An important step of the SADI procedure is the complete dissection of the duodenum by identifying also the pyloric artery coming from the gastroduodenal arter, which the authors preserved. Once the duodenal dissection was performed over 2cm after pylorus, a laparoscopic stapler was used (Echelon 60 Endopath Stapler, Endoscopic Linear Cutter Straight, Ethicon-Endosurgery) with a green cartridge including Seamguard buttress material reinforcement (Figure 2a). The complete transection of the duodenum was performed.

Once transected, the duodenum was left in place and the buttress material reinforcement material located on the gastric part was cut by the use of robotic scissors (Figure 2b). The bedside surgeon introduced then a robotic needle holder in the left trocar. A totally robotic four-layer duodenoileal anastomosis was performed using polypropylene (3/0) (Prolene, Ethicon-Endosurgery). First a posterior polypropylene layer was made (Figure 2c); then the duodenum and the ileum were opened by the use of monopolar. A posterior continuous resorbable suture (vicryl 3/0 Ethicon-Endosurgery) was performed (Figure 2d) and then the anterior layer was constructed in similar fashion, first with a vicryl continuous layer (Figure 3a) and finally with a polypropylene 3/0 anterior closure (Figure 3b).

A methylene blue test was performed. For this manoeuvre, the console surgeon blocks the outlet at the level of the ileal loop in order to visualise the shape, the apparent volume, and any leak of the anastomosis (Figure 3c). A drain was left in place under the anastomosis and close to the duodenal stump (Figure 3d).

Figure 2a: Complete transection of the duodenum

Figure 2b: Excision of the buttress material reinforcement material located on the gastric part

Figure 2c: Duodenoileal anastomosis, posterior polypropylene layer

Figure 2d: Posterior continuous resorbable suture

Figure 3a: Duodenoileal anastomosis: anterior layer first with a vicryl continuous layer

Figure 3b: Duodenoileal anastomosis: anterior layer with a polypropylene 3/0 anterior closure

Figure 3c: Anastomosis leak test

Figure 3d: Drain placement

The operative times of the three cases were 124, 174, and 138 min, respectively, with no conversions, mortalities or perioperative complications in the first 30 days.

=-=-=-=-=

REQUIRED ACTION 1 —
Do these statements agree with the SADI passage? Answer yes or no for each, and quote the words of the passage that decide it.
(a) The authors preserved the pyloric artery.
(b) The duodenoileal anastomosis was built in three layers.
(c) A drain was left under the anastomosis.
REQUIRED ACTION 2 — Please state what the bedside surgeon introduced in the left trocar, according to the SADI passage.
REQUIRED ACTION 3 — Rewrite the SADI passage from "Figure 3d: Drain" up to and including "first 30 days.", with "operative times" replaced by "surgery durations".

=-=-=-=-=

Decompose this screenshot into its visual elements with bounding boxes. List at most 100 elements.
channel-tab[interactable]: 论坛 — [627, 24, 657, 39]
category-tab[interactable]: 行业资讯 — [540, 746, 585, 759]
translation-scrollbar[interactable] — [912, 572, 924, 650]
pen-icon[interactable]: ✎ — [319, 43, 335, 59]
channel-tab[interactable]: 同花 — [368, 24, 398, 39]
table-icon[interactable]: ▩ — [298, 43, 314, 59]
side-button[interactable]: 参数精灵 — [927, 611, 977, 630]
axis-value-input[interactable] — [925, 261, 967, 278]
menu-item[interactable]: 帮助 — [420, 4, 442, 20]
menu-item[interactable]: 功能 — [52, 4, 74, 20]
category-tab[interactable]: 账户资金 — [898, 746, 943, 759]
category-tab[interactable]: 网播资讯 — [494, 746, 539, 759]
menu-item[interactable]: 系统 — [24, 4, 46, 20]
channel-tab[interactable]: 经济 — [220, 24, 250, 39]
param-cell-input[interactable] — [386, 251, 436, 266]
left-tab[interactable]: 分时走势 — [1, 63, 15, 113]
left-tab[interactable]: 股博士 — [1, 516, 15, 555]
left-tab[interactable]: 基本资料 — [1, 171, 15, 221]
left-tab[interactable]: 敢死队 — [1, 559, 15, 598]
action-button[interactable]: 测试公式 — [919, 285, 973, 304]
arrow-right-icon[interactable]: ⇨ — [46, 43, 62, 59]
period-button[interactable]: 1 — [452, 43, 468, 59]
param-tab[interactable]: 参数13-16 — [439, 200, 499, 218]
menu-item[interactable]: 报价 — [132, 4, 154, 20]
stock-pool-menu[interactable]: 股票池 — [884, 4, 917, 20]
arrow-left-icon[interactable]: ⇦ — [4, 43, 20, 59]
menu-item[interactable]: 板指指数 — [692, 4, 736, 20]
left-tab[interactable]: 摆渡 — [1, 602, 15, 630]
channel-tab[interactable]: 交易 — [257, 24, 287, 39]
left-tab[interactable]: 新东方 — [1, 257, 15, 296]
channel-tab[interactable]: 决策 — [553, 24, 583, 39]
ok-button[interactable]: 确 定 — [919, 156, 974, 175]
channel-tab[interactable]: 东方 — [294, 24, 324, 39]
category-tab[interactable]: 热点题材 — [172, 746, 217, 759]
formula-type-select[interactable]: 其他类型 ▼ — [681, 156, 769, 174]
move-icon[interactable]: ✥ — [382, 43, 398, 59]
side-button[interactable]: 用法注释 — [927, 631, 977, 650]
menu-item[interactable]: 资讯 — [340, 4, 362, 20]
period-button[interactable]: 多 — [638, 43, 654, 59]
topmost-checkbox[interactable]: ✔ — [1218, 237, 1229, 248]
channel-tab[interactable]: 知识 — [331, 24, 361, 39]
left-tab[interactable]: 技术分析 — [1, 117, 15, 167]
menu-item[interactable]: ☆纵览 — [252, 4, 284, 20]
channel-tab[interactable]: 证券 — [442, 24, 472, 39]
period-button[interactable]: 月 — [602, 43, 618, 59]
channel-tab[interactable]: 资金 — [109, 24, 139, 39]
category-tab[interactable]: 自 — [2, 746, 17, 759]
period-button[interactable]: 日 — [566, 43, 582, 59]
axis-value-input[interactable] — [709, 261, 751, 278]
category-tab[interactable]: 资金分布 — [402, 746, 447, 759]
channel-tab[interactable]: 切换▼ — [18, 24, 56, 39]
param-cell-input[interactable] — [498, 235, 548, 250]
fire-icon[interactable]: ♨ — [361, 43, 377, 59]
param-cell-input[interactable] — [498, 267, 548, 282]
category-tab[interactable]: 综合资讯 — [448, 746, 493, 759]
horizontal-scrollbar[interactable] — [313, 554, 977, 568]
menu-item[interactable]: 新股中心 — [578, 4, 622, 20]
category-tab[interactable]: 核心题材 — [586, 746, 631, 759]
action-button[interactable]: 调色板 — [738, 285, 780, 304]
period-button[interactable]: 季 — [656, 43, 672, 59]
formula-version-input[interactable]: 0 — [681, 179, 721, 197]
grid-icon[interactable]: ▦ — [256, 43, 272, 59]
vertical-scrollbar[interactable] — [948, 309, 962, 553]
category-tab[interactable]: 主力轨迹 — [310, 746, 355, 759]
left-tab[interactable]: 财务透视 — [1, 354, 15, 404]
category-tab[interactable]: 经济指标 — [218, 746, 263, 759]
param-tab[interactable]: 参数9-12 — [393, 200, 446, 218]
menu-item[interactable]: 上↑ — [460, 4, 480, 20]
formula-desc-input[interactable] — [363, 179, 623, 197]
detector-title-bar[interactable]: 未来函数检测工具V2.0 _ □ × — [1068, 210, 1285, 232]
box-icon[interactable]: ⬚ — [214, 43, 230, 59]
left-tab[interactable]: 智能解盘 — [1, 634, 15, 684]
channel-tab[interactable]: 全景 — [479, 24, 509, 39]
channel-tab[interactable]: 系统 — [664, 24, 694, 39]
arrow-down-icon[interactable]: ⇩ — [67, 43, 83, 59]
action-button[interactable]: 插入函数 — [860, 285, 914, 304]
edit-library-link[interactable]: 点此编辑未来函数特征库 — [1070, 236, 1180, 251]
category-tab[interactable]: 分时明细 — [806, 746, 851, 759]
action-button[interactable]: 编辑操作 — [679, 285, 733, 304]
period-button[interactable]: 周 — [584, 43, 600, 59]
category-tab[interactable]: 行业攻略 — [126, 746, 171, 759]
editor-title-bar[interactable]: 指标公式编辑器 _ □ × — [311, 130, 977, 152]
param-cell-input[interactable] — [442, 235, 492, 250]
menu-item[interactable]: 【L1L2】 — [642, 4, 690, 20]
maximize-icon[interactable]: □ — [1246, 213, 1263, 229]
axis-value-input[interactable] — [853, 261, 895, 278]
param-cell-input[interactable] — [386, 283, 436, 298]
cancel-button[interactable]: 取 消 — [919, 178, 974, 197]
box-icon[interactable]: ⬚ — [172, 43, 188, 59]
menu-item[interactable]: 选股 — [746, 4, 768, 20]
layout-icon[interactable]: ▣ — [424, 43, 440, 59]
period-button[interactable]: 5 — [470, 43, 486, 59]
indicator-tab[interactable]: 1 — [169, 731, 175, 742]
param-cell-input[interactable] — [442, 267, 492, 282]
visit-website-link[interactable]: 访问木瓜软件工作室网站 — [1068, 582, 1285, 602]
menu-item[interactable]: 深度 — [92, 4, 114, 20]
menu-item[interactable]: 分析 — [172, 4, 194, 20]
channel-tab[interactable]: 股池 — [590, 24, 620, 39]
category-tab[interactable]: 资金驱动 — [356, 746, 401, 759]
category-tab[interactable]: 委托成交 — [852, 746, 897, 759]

=-=-=-=-=

ANSWER SECTION 1 —
(a) Yes: "which the authors preserved"
(b) No: "A totally robotic four-layer duodenoileal anastomosis was performed"
(c) Yes: "A drain was left in place under the anastomosis and close to the duodenal stump"

ANSWER SECTION 2 — A robotic needle holder.

ANSWER SECTION 3 —
Figure 3d: Drain placement

The surgery durations of the three cases were 124, 174, and 138 min, respectively, with no conversions, mortalities or perioperative complications in the first 30 days.